STATED EXERCISE >>
Which lines in the entries below contain the string "ВАРСЕГОВ"? Return each of those lines in full.
☆ ☆ ☆ ☆ ☆ ☆ ☆
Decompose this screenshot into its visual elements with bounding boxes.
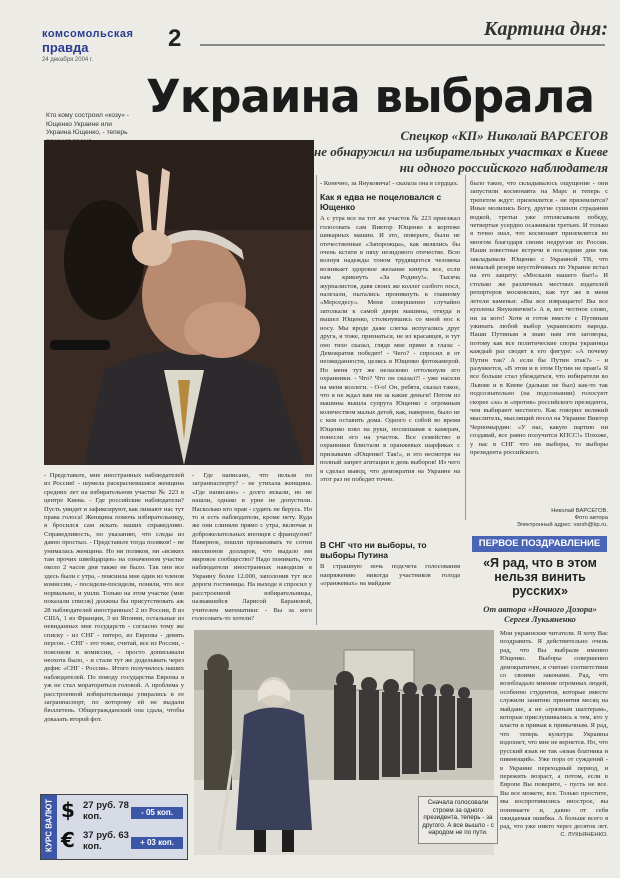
currency-rates-box	[40, 794, 188, 860]
author-email: Электронный адрес: varsh@kp.ru.	[516, 522, 608, 528]
first-congrats-author: От автора «Ночного Дозора» Сергея Лукьяненко	[483, 604, 597, 624]
masthead-date: 24 декабря 2004 г.	[42, 57, 94, 63]
byline: Спецкор «КП» Николай ВАРСЕГОВ	[400, 128, 608, 143]
subhead-text: не обнаружил на избирательных участках в Киеве ни одного российского наблюдателя	[313, 144, 608, 175]
headline: Украина выбрала	[146, 70, 594, 123]
voters-photo-caption: Сначала голосовали строем за одного президента, теперь - за другого. А все вышло - с народом не по пути.	[418, 796, 498, 844]
eur-rate-change: + 03 коп.	[131, 837, 183, 849]
dollar-icon: $	[61, 798, 75, 822]
article-col-right	[320, 180, 460, 620]
photo-caption: Кто кому состроил «козу» - Ющенко Украине или Украина Ющенко, - теперь	[46, 112, 129, 137]
eur-rate-row	[61, 828, 185, 858]
masthead-line2: правда	[42, 40, 89, 55]
portrait-illustration	[44, 140, 314, 465]
subhead	[308, 128, 608, 176]
first-congrats-headline: «Я рад, что в этом нельзя винить русских»	[483, 556, 597, 598]
article-col-middle: - Где написано, что нельзя по загранпаспорту? - не утихала женщина. «Где написано» - долго искали, но не нашли, однако в урне не допустили. Насколько кто прав - судить не берусь. Но то и есть наблюдатели, кроме нету. Куда же они слиняли прямо с утра, включая и доброжелательных японцев с французом? Наверное, пошли промахивать те сотни миллионов долларов, что выдало им мировое сообщество? Надо понимать, что наблюдатели иностранных наводили в Украину более 12.000, заполонив тут все дороги гостиницы. На выходе я спросил у расстроенной избирательницы, назвавшейся Ларисой Барановой, учителем математики: - Вы за кого голосовать-то хотели?	[192, 472, 312, 622]
usd-rate-value: 27 руб. 78 коп.	[83, 800, 129, 822]
usd-rate-row	[61, 798, 185, 828]
yushchenko-photo	[44, 140, 314, 465]
photo-credit: Фото автора	[574, 515, 608, 521]
section-heading-2: В СНГ что ни выборы, то выборы Путина	[320, 540, 427, 561]
section-heading-1: Как я едва не поцеловался с Ющенко	[320, 192, 442, 213]
masthead-line1: комсомольская	[42, 28, 134, 40]
first-congrats-signature: С. ЛУКЬЯНЕНКО.	[560, 832, 608, 838]
article-col-far-right: было такое, что складывалось ощущение - они запустили космонавта на Марс и теперь с трепетом ждут: приземлится - не приземлится? Иные молились Богу, другие сушили страдания водкой, третьи уже отплясывали победу, четвертые усердно осаживали третьих. И только я точно знал, что космонавт приземлится во многом благодаря своим недругам из России. Наши известные встречи в последние дни так закладывали Ющенко с Украиной ТВ, что немалый резерв неустойчивых по Украине встал на его защиту: «Москали нашего быт!» И столько же различных местных издателей репортеров московских, как тут же в меня летели каменья: «Вы все извращаете! Вы все куплены Януковичем!» А я, вот честное слово, ни за кого! Хотя и готов вместе с Путиным ужинать любой выбор украинского народа. Наши Путиным я знаю нам эти заговоры, потому как все политические споры украинцы каждый раз сводят к его фигуре: «А почему Путин так? А если бы Путин этак?» - и разумеется, «В этом и в этом Путин не прав!» Я все больше стал убеждаться, что избиратели во Львове и в Киеве (дальше не был) как-то так подсознательно (на подсознании) голосуют скорее «за» и «против» российского президента, чем выбирают местного. Как говорил великий мыслитель, мыслящий посол на Украине Виктор Черномырдин: «У нас, какую партию ни создавай, все равно получится КПСС!» Похоже, у нас в СНГ что ни выборы, то выборы президента российского.	[470, 180, 608, 456]
column-rule	[465, 175, 466, 520]
first-congrats-text: Мои украинские читатели. Я хочу Вас поздравить. Я действительно очень рад, что Вы выбрали именно Ющенко. Выборы совершенно демократичен, я считаю соответствии со своими законами. Рад, что возобладало мнение огромных людей, особенно студентов, которые вместе служили занятию принятия месяц на майдане, а не «грязным шахтерам», которые прислушивались к тем, кто у власти и привык к привычным. Я рад, что теперь культура Украины вздохнет, что мне не вернется. Но, что русский язык не так «язык блатника и пивнющий». Уже пора от суждений - в Украине переходный период, и пережить возраст, а потом, если в Европе Вы поверите, - пусть не все. Вы все можете, все. Только простите, мы воспротивились инострое, вы понимаете и, давно от себя ожидаемая ошибка. А больше всего я рад, что уже никто через десяток лет.	[500, 630, 608, 830]
col-right-intro: - Конечно, за Януковича! - сказала она в сердцах.	[320, 180, 459, 187]
page-number: 2	[168, 25, 182, 52]
col-right-end: В страшную ночь подсчета голосования напряжению никогда участников голода «оранжевых» на майдане	[320, 563, 460, 588]
rubric-title: Картина дня:	[483, 18, 608, 40]
usd-rate-change: - 05 коп.	[131, 807, 183, 819]
eur-rate-value: 37 руб. 63 коп.	[83, 830, 129, 852]
column-rule	[316, 175, 317, 625]
article-col-left: - Представьте, мне иностранных наблюдателей из России! - шумела раскрасневшаяся женщина средних лет на избирательном участке № 223 в центре Киева. - Где российские наблюдатели? Пусть увидят и зафиксируют, как лишают нас тут права голоса! Женщина помочь избирательницу, я бросился сам искать наших справедливо. Справедливость, по указанию, что следы из давно простыл. - Представьте тогда поляков! - не унималась женщина. Но ни поляков, ни «всяких там прочих швейцарцев» на означенном участке около 2 часов дня также не было. Так они все здесь были с утра, - пояснила мне один из членов комиссии, - посидели-посидели, поняли, что все нормально, и ушли. Только на этом участке (мне показали список) должны бы присутствовать аж 28 наблюдателей иностранных! 2 из России, 8 из США, 1 из Франции, 3 из Японии, остальные из невиданных мне государств - согласно тому же списку - из СНГ - пятеро, из Европы - девять персон. - СНГ - это тоже, считай, все из России, - пояснили в комиссии, - просто дописывали неохота было, - и стали тут же доделывать через дефис «СНГ - Россия». Итого получилось наших наблюдателей. По поводу государства Европы я уж не стал мораториться головой. А проблема у расстроенной избирательницы упирались в ее загранпаспорт, по которому ей не выдали бюллетень. Общегражданский она сдала, чтобы доказать второй фот.	[44, 472, 184, 723]
euro-icon: €	[61, 828, 75, 852]
first-congrats-bar: ПЕРВОЕ ПОЗДРАВЛЕНИЕ	[472, 536, 607, 552]
author-signature: Николай ВАРСЕГОВ.	[551, 508, 608, 514]
masthead-logo	[42, 28, 152, 63]
rubric-divider	[200, 44, 605, 46]
currency-box-title: КУРС ВАЛЮТ	[41, 795, 57, 859]
author-signature-block	[470, 508, 608, 529]
col-right-body: А с утра все на тот же участок № 223 приезжал голосовать сам Виктор Ющенко в кортеже шикарных машин. И это, поверьте, были не отечественные «Запорожцы», как являлись бы очень кстати в пяху незидового отечестве. Всю волнуя надежды тоном трудящегося человека возникает здоровое желание кинуть все, если нам крикнуть «За Родину!». Тысяча журналистов, давя своих же коллег сазбого посл, налезали, пытались проникнуть к главному «Мерседесу». Меня совершенно случайно затолкали к самой двери машины, откуда и вышел Ющенко, столкнувшись со мной нос к носу. Мы вроде даже слегка испугались друг друга, я тоже, признаться, не из красавцев, и тут оно тихо сказал, глядя мне прямо в глаза: - Демократия победит! - Чего? - спросил я от неожиданности, целясь в Ющенко фотокамерой. Но меня тут же неласково оттолкнули его охранники. - Что? Что он сказал?! - уже насели на меня коллеги. - О-о! Он, ребята, сказал такое, что я не ждал вам ни за какие деньги! Потом из машины вышла супруга Ющенко с огромным количеством малых детей, как, наверное, было не с кем оставить дома. Одного с собой во время Ющенко взял на руки, поспешавая к камерам, понесли его на участок. Все семейство и охранники блистали в оранжевых шарфиках с призывами «Ющенко! Так!», и это несмотря на полный запрет агитации в день выборов! Из чего я сделал вывод, что демократия на Украине на этот раз не победит точно.	[320, 215, 460, 483]
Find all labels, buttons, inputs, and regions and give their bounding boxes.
☆ ☆ ☆ ☆ ☆ ☆ ☆
RESPONSE TO THE TASK >>
byline: Спецкор «КП» Николай ВАРСЕГОВ	[400, 128, 608, 143]
author-signature: Николай ВАРСЕГОВ.	[551, 508, 608, 514]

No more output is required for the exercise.